* [Explora el material]
(A) De la nota sobre la operación Furia Épica, copia el fragmento que abre con las palabras que contienen "Hasta el momento, Estados" y cierra con "decisiva y limitada.", pero cambia "varias semanas" por "varios meses".
(B) Según la nota sobre la operación Furia Épica, ¿cuántos militares estadounidenses murieron en los ataques iniciales?

* [Extracto]

┄┄┄┄┄┄┄┄┄┄┄┄┄┄┄┄┄┄┄┄

Washington, 2 mar. 2026 — El secretario de Defensa de Estados Unidos, Pete Hegseth, aseguró este lunes que los recientes ataques contra Irán no constituyen una guerra de cambio de régimen, aunque reconoció que la muerte del líder supremo, el ayatolá Alí Jameneí, ha transformado la estructura política del país y, según él, ha beneficiado a la estabilidad mundial.
Hegseth describió la operación ‘Furia Épica’, iniciada el sábado pasado, como la “más letal, más compleja y más precisa de la historia”, y subrayó que los ataques se realizan de forma abrumadora y con precisión quirúrgica, debilitando las capacidades militares de Irán mientras se fortalecen las de Estados Unidos.
“Nosotros marcamos los términos de esta guerra de principio a fin. Nuestras ambiciones no son utópicas. Son realistas”, afirmó Hegseth, quien reiteró que la administración de Donald Trump buscó una salida diplomática antes del ataque, pero que Teherán habría dilatado las negociaciones para reorganizar su arsenal de misiles.
Fase inicial y operaciones prolongadas
El jefe del Estado Mayor Conjunto, Dan Caine, precisó que las operaciones requerirán tiempo para alcanzar todos los objetivos establecidos por el Comando Central y la fuerza conjunta, y advirtió que se esperan nuevas bajas entre el personal militar estadounidense.
“Este despliegue incluye miles de tropas de todas las ramas de las Fuerzas Armadas, centenares de cazas avanzados de cuarta y quinta generación, decenas de aviones de reabastecimiento y las escuadras de ataque de los portaaviones Ford y Lincoln con sus componentes aéreos”, detalló Caine, quien describió la fase actual como inicial, pero anticipó escalamiento futuro de las operaciones.
Hasta el momento, Estados Unidos confirmó la muerte de cuatro militares a consecuencia de los ataques iniciales. Caine advirtió que el operativo continuará durante varias semanas, con trabajo intenso y cuidadoso para minimizar pérdidas, mientras se avanzan objetivos estratégicos como la destrucción de misiles y unidades navales de Irán, excluyendo armas nucleares.
Objetivos y alcance de la operación
Hegseth enfatizó que, a diferencia de conflictos prolongados como Irak, esta operación tiene un objetivo claro y definido: neutralizar la amenaza inmediata del régimen iraní en misiles y armamento, asegurando que la ofensiva sea decisiva y limitada.
La administración Trump mantiene que las acciones se han diseñado para ser precisas y contundentes, mientras el Congreso debate, sin consenso claro, la extensión y legitimidad de las operaciones. La escalada en el terreno militar coincide con tensiones políticas internas sobre el alcance del poder presidencial para conducir operaciones bélicas sin autorización legislativa.
La situación continúa siendo dinámica, y expertos militares y legislativos advierten que los próximos días serán decisivos para determinar la duración y las consecuencias políticas y estratégicas de la Operación Furia Épica.

┄┄┄┄┄┄┄┄┄┄┄┄┄┄┄┄┄┄┄┄

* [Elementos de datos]
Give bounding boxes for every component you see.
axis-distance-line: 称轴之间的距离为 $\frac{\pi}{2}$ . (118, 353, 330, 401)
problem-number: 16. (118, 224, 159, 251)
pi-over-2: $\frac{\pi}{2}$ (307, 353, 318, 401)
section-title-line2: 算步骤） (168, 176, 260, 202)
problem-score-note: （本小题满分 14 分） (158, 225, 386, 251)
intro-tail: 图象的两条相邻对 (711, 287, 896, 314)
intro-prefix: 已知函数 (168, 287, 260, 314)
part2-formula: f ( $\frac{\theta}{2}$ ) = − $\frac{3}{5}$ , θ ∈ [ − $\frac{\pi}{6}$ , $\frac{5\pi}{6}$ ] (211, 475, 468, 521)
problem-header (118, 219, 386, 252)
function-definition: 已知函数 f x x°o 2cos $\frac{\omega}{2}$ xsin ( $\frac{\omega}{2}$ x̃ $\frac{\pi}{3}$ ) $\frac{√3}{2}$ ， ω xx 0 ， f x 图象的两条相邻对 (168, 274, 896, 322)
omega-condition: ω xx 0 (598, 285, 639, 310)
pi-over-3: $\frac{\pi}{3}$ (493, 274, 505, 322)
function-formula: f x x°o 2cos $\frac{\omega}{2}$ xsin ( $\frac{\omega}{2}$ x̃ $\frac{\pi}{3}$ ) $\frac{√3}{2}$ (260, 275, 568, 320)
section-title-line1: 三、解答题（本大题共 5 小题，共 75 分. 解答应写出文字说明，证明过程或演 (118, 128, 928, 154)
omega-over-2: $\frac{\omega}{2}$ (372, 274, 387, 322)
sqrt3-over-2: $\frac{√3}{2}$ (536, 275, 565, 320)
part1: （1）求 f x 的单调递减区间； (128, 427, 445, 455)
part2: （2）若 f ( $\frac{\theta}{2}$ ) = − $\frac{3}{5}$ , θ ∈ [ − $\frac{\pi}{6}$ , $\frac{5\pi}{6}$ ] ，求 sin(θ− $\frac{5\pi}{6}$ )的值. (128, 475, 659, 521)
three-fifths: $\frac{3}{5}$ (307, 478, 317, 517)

┄┄┄┄┄┄┄┄┄┄┄┄┄┄┄┄┄┄┄┄

* [Respuestas esperadas]
(A)
Hasta el momento, Estados Unidos confirmó la muerte de cuatro militares a consecuencia de los ataques iniciales. Caine advirtió que el operativo continuará durante varios meses, con trabajo intenso y cuidadoso para minimizar pérdidas, mientras se avanzan objetivos estratégicos como la destrucción de misiles y unidades navales de Irán, excluyendo armas nucleares.
Objetivos y alcance de la operación
Hegseth enfatizó que, a diferencia de conflictos prolongados como Irak, esta operación tiene un objetivo claro y definido: neutralizar la amenaza inmediata del régimen iraní en misiles y armamento, asegurando que la ofensiva sea decisiva y limitada.

(B) Cuatro.